Begin with the line containing "Decode this image" and copy each line exactly through the last line of the entries, inclusive.
* * *
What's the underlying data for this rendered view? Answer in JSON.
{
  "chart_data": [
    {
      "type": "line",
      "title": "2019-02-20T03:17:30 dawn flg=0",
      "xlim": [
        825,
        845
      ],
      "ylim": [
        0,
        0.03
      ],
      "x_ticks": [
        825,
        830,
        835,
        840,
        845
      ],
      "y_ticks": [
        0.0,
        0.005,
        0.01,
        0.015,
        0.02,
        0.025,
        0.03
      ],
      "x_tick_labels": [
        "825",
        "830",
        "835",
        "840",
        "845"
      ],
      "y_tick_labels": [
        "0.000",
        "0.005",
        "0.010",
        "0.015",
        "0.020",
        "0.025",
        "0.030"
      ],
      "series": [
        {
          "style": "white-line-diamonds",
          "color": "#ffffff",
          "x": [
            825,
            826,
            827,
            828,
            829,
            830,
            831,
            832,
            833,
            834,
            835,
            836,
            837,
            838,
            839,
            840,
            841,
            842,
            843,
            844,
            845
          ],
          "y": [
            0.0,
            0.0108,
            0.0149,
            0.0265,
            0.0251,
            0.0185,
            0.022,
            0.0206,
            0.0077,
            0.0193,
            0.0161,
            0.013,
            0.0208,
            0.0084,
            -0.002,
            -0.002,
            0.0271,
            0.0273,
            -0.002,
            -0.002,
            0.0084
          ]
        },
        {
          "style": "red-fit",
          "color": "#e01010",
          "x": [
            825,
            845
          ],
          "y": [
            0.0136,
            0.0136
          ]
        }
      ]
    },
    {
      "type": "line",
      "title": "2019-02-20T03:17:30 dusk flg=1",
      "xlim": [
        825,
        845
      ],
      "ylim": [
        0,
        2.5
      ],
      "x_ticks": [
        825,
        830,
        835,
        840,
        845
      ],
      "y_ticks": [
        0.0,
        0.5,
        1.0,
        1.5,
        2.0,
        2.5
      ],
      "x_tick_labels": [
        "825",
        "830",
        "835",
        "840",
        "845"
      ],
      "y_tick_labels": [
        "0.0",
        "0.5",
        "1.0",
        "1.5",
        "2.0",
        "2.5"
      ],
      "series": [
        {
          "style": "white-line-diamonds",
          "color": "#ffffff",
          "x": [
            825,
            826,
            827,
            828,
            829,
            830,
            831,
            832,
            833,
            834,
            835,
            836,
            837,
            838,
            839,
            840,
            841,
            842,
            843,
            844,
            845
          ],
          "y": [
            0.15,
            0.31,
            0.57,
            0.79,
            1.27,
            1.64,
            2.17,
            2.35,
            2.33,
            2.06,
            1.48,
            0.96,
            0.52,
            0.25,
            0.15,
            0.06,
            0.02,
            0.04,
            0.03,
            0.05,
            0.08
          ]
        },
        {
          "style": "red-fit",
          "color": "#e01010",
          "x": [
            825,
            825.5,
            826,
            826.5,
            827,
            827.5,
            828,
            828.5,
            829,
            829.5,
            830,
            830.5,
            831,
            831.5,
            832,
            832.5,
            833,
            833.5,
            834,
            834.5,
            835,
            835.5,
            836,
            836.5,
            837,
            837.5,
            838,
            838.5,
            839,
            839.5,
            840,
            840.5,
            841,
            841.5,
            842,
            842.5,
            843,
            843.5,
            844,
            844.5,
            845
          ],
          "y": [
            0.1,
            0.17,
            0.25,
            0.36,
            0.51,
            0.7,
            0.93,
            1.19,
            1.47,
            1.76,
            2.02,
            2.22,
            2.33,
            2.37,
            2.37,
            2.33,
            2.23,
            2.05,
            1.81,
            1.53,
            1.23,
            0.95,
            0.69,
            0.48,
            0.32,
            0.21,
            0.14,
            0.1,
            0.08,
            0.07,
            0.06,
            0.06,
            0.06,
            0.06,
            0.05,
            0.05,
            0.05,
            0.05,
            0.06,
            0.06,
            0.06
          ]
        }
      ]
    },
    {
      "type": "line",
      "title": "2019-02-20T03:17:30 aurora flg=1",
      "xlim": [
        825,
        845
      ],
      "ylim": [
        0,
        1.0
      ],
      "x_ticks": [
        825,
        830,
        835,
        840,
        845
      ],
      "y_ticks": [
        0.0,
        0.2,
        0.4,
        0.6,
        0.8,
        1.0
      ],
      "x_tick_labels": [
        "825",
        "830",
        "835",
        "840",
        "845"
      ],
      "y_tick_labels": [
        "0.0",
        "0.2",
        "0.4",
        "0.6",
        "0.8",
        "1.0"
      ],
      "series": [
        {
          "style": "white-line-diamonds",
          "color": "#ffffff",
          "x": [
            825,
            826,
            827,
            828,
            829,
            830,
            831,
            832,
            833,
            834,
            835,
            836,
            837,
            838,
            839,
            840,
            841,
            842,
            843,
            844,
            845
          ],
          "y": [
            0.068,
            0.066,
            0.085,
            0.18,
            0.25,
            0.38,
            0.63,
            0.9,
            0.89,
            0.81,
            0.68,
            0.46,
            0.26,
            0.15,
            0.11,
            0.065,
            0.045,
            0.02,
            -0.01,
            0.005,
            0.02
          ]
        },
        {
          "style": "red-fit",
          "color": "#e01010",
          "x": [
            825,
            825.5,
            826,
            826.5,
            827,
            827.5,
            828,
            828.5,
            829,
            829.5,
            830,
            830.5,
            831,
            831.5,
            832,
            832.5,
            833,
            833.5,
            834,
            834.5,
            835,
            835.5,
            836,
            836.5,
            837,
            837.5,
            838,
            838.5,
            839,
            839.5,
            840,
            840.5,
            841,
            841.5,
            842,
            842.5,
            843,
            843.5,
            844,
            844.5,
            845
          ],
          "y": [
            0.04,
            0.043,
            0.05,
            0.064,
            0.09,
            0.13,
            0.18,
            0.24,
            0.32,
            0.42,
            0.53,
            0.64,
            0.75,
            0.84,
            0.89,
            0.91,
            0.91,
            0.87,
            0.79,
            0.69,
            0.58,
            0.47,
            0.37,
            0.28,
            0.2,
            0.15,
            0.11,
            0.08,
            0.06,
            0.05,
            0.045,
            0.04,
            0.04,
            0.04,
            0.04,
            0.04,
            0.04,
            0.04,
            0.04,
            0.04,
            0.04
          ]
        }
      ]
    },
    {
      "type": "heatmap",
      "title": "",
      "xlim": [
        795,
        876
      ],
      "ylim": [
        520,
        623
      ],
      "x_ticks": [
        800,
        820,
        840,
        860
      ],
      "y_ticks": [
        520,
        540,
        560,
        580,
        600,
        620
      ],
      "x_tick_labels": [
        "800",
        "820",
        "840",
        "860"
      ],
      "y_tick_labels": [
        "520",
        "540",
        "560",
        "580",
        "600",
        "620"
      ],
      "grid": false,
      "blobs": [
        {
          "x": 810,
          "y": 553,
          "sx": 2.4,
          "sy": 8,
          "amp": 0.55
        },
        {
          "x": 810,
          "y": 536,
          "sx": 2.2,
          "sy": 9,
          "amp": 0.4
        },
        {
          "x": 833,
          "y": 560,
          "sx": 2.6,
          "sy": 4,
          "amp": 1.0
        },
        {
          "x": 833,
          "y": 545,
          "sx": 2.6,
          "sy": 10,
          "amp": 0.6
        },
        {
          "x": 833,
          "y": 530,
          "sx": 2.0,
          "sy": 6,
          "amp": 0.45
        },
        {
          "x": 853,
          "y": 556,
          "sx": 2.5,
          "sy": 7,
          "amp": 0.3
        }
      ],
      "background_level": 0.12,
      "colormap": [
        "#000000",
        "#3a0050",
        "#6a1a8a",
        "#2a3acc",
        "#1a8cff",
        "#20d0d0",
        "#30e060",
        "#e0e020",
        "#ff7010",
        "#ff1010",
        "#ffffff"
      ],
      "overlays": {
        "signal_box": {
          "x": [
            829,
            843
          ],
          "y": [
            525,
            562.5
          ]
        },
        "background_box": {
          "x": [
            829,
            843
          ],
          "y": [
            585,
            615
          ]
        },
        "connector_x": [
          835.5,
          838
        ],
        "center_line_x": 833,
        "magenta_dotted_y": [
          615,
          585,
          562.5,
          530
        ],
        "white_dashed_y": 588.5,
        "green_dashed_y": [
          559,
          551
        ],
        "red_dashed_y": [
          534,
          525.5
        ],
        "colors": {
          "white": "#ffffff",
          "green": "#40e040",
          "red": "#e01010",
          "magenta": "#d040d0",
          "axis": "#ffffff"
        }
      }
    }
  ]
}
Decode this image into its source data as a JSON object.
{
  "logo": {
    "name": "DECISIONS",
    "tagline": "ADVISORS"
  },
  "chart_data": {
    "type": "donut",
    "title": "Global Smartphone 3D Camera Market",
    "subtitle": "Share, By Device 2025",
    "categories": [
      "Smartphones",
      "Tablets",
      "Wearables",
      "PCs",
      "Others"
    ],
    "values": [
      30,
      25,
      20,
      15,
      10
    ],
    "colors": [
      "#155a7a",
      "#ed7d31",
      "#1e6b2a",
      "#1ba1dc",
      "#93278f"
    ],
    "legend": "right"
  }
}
* * *
**THE SOLUTION:**
Decode this image into its source data as a JSON object.
{
  "logo": {
    "name": "DECISIONS",
    "tagline": "ADVISORS"
  },
  "chart_data": {
    "type": "donut",
    "title": "Global Smartphone 3D Camera Market",
    "subtitle": "Share, By Device 2025",
    "categories": [
      "Smartphones",
      "Tablets",
      "Wearables",
      "PCs",
      "Others"
    ],
    "values": [
      30,
      25,
      20,
      15,
      10
    ],
    "colors": [
      "#155a7a",
      "#ed7d31",
      "#1e6b2a",
      "#1ba1dc",
      "#93278f"
    ],
    "legend": "right"
  }
}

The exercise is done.